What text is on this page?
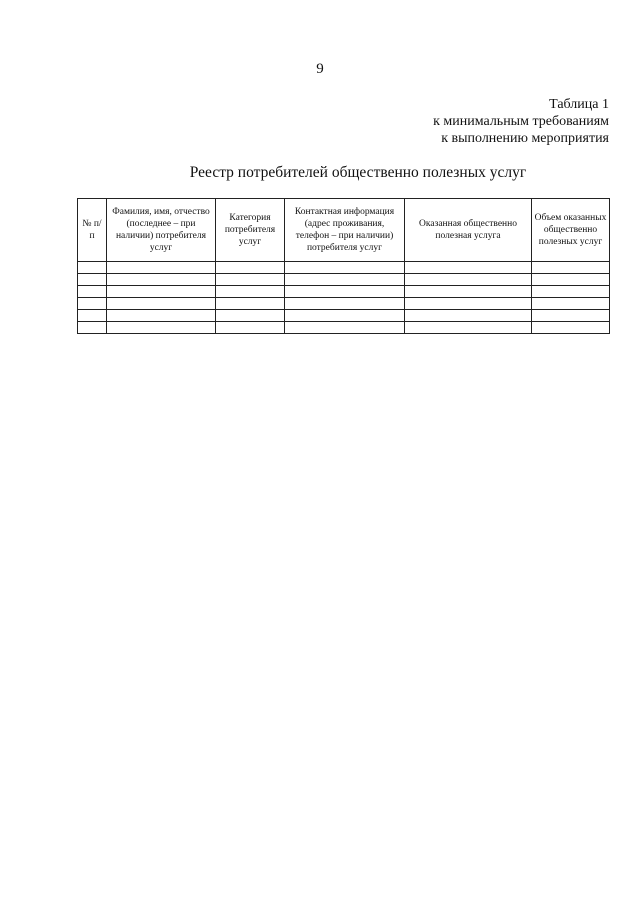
9
Таблица 1
к минимальным требованиям
к выполнению мероприятия
Реестр потребителей общественно полезных услуг
№ п/п	Фамилия, имя, отчество (последнее – при наличии) потребителя услуг	Категория потребителя услуг	Контактная информация (адрес проживания, телефон – при наличии) потребителя услуг	Оказанная общественно полезная услуга	Объем оказанных общественно полезных услуг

**Directions for this task:** Give the entries again without a single change, but with no pictures.

**Result of the exercise:**
What text is on this page?
9
Таблица 1
к минимальным требованиям
к выполнению мероприятия
Реестр потребителей общественно полезных услуг
№ п/п	Фамилия, имя, отчество (последнее – при наличии) потребителя услуг	Категория потребителя услуг	Контактная информация (адрес проживания, телефон – при наличии) потребителя услуг	Оказанная общественно полезная услуга	Объем оказанных общественно полезных услуг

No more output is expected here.